begin MATERIAL TO PROCESS
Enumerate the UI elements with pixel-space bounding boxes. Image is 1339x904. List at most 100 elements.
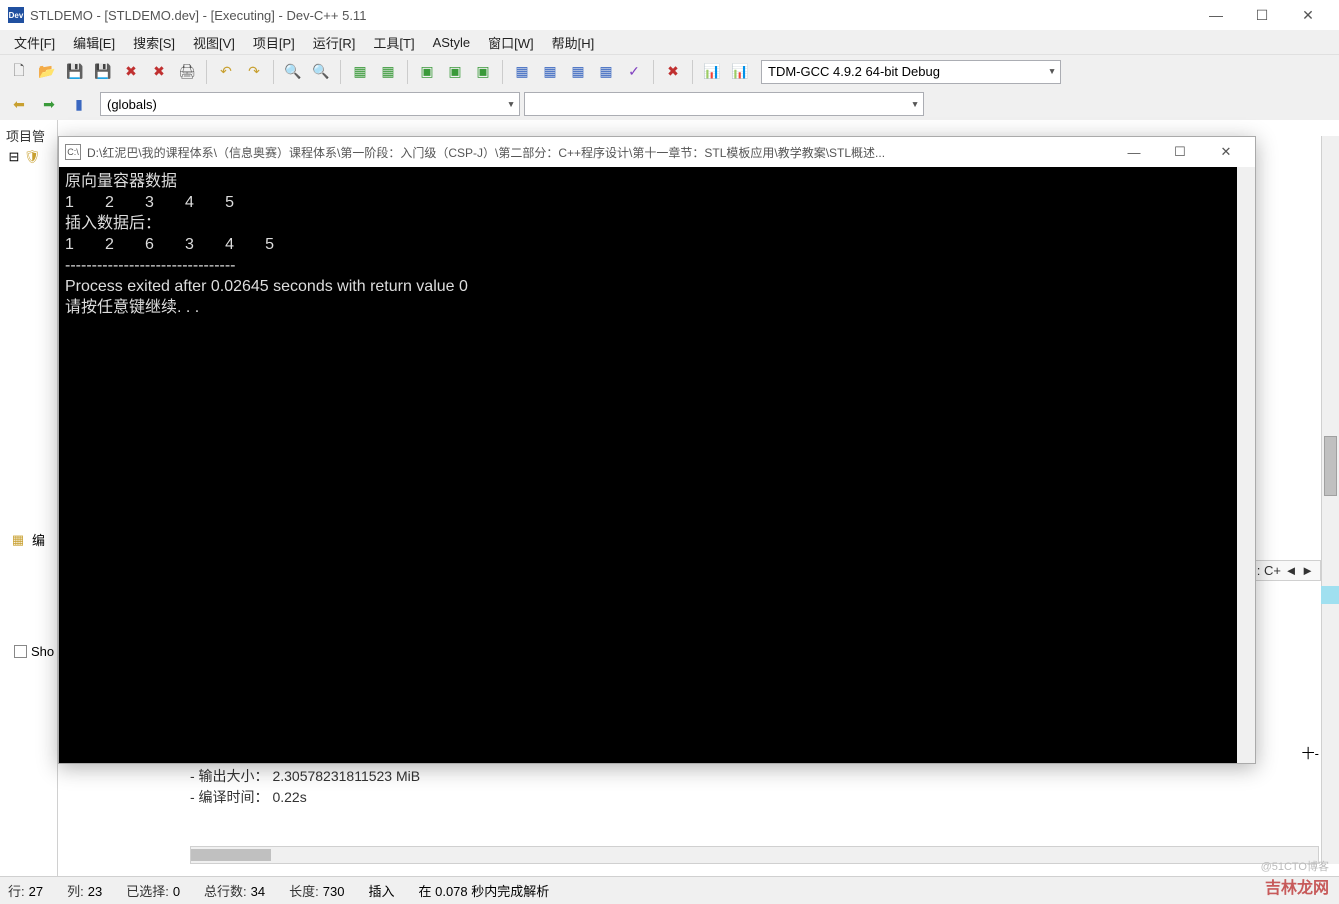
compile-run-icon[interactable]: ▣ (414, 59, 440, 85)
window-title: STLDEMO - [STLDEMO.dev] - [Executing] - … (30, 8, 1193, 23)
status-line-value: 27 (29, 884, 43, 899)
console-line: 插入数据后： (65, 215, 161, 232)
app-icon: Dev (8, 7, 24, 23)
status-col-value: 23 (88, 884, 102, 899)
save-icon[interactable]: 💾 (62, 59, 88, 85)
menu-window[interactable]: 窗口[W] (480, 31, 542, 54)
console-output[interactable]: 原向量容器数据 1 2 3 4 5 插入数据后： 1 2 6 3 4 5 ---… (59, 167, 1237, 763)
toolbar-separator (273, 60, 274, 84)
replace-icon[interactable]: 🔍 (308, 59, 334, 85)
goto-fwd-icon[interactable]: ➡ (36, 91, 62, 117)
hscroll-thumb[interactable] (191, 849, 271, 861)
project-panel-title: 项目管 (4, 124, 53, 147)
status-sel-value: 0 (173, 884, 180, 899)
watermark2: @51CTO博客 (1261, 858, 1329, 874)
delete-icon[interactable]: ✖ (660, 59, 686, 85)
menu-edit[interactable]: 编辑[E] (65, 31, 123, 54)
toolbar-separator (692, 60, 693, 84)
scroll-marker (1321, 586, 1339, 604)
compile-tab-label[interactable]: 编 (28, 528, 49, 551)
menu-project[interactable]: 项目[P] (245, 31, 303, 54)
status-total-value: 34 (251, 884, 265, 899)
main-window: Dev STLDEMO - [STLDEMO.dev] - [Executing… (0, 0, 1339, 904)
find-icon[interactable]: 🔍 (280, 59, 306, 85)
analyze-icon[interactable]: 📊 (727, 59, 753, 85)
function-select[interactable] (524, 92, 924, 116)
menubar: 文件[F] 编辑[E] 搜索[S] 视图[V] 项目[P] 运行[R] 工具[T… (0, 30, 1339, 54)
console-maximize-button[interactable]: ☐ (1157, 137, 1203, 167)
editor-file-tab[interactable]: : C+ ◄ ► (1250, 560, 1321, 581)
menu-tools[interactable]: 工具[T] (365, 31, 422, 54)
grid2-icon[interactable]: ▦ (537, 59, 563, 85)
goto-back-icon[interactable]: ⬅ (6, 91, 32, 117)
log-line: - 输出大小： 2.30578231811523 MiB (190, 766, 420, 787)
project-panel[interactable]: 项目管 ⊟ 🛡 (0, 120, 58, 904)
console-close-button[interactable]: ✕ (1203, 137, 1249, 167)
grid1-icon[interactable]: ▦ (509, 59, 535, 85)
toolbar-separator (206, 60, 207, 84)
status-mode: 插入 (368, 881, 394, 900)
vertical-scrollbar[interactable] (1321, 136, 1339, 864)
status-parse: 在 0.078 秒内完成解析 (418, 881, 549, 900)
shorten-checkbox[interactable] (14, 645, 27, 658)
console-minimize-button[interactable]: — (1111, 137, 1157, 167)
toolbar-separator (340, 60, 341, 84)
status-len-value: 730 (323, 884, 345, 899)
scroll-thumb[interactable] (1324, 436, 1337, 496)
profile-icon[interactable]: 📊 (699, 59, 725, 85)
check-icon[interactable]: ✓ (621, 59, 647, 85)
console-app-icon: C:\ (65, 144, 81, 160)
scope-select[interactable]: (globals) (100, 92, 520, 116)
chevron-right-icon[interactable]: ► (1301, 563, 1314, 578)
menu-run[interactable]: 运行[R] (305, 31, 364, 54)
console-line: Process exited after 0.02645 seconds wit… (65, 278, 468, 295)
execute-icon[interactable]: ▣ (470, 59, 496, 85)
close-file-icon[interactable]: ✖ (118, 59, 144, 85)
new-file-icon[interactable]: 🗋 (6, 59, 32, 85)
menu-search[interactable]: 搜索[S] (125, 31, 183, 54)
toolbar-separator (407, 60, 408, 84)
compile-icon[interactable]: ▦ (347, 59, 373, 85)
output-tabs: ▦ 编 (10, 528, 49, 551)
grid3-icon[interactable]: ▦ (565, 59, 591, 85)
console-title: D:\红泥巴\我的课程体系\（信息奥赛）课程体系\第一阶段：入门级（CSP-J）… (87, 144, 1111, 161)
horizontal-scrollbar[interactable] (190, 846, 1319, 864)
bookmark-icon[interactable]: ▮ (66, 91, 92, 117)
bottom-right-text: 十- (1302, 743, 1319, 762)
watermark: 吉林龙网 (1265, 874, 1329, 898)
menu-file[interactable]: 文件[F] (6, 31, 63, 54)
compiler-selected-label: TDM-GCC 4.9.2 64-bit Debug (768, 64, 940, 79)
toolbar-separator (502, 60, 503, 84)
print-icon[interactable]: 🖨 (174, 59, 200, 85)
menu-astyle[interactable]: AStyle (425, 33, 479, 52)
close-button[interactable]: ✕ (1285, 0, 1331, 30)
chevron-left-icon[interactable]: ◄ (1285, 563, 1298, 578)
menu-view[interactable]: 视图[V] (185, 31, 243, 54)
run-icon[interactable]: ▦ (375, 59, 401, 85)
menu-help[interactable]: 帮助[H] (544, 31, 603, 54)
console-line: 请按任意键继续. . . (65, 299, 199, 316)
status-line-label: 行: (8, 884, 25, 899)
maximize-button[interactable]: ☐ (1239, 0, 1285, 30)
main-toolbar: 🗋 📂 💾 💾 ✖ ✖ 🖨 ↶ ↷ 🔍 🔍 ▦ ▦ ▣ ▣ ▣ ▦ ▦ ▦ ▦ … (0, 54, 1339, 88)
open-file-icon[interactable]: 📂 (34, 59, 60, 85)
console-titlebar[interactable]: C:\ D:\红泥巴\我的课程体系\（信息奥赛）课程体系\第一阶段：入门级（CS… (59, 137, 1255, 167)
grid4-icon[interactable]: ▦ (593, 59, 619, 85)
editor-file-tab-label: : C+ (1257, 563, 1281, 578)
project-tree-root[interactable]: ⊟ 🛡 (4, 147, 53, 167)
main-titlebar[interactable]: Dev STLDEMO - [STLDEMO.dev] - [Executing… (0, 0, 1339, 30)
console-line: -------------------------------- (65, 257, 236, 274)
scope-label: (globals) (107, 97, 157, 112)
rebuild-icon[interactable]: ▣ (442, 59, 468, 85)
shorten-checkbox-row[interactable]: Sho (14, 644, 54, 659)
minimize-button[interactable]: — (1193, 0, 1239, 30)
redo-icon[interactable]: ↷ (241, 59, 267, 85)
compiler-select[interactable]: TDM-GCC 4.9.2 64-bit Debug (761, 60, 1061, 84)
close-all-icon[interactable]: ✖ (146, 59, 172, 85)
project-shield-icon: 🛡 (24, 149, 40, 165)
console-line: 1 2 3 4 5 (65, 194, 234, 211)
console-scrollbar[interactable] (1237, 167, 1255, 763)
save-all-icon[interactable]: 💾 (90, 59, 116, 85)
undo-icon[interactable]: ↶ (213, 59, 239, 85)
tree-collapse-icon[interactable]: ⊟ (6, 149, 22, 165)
end MATERIAL TO PROCESS
begin MATERIAL TO PROCESS
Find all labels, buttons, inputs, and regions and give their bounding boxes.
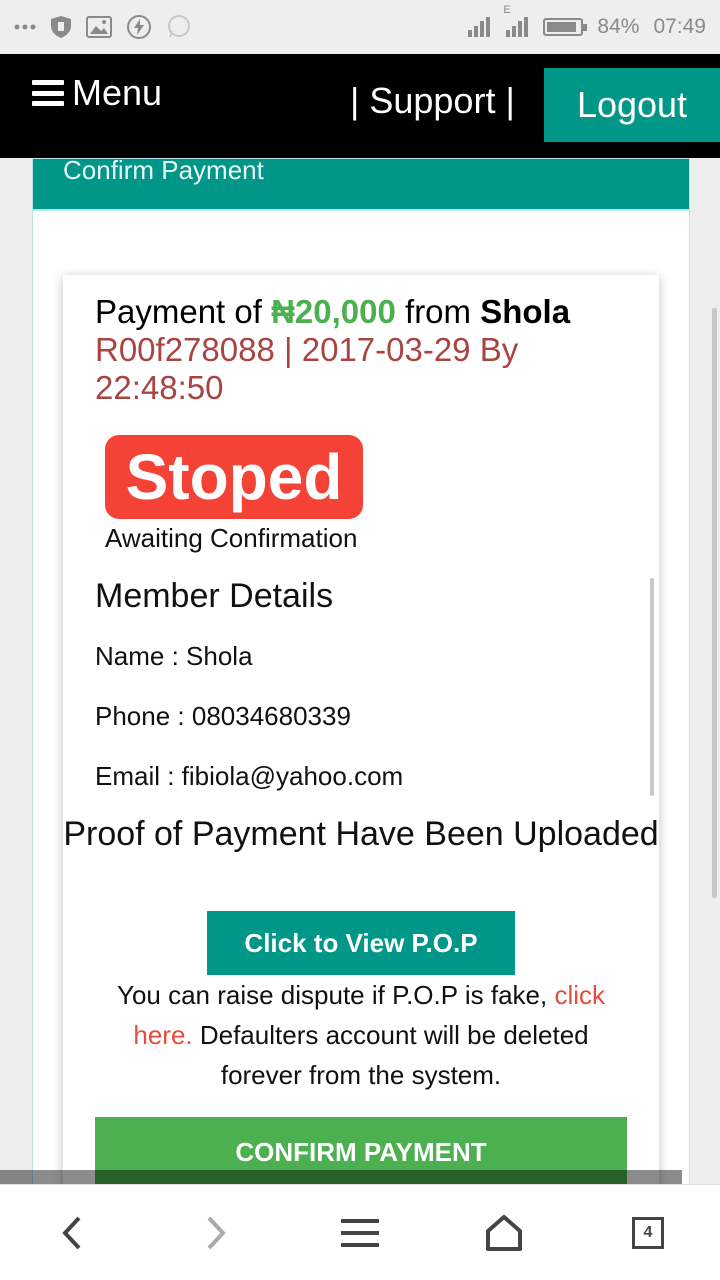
end MATERIAL TO PROCESS
▶ [SET TASK]
Format the data, everything from the line containing "Enumerate the UI" down to the line containing "editor-file-tab[interactable]: : C+", as a two-column CSV with the headers task and value. Give one row for each task, with the task text and its reply each in a single quoted field, line breaks turned into spaces and pictures left out.

▶ [FULL SOLUTION]
task,value
"Enumerate the UI elements with pixel-space bounding boxes. Image is 1339x904. List at most 100 elements.","compile-run-icon[interactable]: ▣ (414, 59, 440, 85) window-title: STLDEMO - [STLDEMO.dev] - [Executing] - … (30, 8, 1193, 23) status-line-value: 27 (29, 884, 43, 899) console-line: 插入数据后： (65, 215, 161, 232) app-icon: Dev (8, 7, 24, 23) status-col-value: 23 (88, 884, 102, 899) save-icon[interactable]: 💾 (62, 59, 88, 85) menu-window[interactable]: 窗口[W] (480, 31, 542, 54) console-output[interactable]: 原向量容器数据 1 2 3 4 5 插入数据后： 1 2 6 3 4 5 ---… (59, 167, 1237, 763) toolbar-separator (273, 60, 274, 84) replace-icon[interactable]: 🔍 (308, 59, 334, 85) goto-fwd-icon[interactable]: ➡ (36, 91, 62, 117) hscroll-thumb[interactable] (191, 849, 271, 861) project-panel-title: 项目管 (4, 124, 53, 147) status-sel-value: 0 (173, 884, 180, 899) watermark2: @51CTO博客 (1261, 858, 1329, 874) delete-icon[interactable]: ✖ (660, 59, 686, 85) menu-edit[interactable]: 编辑[E] (65, 31, 123, 54) toolbar-separator (692, 60, 693, 84) scroll-marker (1321, 586, 1339, 604) compile-tab-label[interactable]: 编 (28, 528, 49, 551) menu-project[interactable]: 项目[P] (245, 31, 303, 54) status-total-value: 34 (251, 884, 265, 899) main-window: Dev STLDEMO - [STLDEMO.dev] - [Executing… (0, 0, 1339, 904) find-icon[interactable]: 🔍 (280, 59, 306, 85) analyze-icon[interactable]: 📊 (727, 59, 753, 85) function-select[interactable] (524, 92, 924, 116) menubar: 文件[F] 编辑[E] 搜索[S] 视图[V] 项目[P] 运行[R] 工具[T… (0, 30, 1339, 54) console-maximize-button[interactable]: ☐ (1157, 137, 1203, 167) editor-file-tab[interactable]: : C+ ◄ ► (1250, 560, 1321, 581)"